**TO DO:** Find all lines in the records that include the word "gamma", and copy them out.

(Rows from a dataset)
++++
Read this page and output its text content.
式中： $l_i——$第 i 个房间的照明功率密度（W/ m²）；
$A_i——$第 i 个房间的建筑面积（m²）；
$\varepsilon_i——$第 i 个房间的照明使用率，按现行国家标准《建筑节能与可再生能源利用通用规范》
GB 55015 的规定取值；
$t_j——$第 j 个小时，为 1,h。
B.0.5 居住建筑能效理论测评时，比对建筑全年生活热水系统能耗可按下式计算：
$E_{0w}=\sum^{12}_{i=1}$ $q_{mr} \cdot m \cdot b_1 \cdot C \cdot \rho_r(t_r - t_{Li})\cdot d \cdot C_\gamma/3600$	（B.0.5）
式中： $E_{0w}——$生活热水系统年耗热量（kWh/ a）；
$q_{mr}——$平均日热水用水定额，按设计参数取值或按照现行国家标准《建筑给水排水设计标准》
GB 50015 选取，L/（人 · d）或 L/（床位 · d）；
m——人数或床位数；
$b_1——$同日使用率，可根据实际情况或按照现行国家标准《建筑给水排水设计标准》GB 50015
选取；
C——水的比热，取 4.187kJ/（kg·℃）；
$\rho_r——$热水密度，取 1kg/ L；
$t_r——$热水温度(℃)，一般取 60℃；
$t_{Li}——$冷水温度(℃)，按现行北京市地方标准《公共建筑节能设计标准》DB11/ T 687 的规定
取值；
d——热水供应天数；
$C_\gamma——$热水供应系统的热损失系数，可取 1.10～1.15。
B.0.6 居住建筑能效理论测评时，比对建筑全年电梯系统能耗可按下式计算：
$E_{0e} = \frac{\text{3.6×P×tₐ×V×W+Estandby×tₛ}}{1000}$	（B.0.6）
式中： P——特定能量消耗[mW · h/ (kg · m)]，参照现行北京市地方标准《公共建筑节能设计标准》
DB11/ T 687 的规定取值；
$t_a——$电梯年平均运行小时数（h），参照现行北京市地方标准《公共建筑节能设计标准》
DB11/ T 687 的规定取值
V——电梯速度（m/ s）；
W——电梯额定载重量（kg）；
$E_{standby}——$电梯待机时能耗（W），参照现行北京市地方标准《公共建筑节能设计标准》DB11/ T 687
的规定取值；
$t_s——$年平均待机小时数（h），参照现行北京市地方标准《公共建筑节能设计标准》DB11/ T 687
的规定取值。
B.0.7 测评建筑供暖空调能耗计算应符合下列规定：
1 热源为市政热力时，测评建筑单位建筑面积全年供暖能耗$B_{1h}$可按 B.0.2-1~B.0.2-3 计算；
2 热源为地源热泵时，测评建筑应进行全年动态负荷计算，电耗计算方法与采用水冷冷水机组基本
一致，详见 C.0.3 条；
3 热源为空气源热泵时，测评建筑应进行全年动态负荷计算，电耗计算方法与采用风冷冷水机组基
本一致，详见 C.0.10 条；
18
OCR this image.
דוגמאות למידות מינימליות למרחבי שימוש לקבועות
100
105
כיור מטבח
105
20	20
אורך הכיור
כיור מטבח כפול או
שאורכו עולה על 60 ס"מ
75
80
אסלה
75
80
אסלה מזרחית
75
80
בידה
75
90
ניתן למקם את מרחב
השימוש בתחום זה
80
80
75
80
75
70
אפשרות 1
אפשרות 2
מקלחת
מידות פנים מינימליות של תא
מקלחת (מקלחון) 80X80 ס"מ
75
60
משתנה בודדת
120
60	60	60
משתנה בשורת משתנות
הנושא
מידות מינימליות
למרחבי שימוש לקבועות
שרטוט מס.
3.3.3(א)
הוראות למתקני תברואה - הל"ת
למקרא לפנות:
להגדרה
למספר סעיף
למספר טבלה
++++
**WRITTEN ANSWER:**
$E_{0w}=\sum^{12}_{i=1}$ $q_{mr} \cdot m \cdot b_1 \cdot C \cdot \rho_r(t_r - t_{Li})\cdot d \cdot C_\gamma/3600$	（B.0.5）
$C_\gamma——$热水供应系统的热损失系数，可取 1.10～1.15。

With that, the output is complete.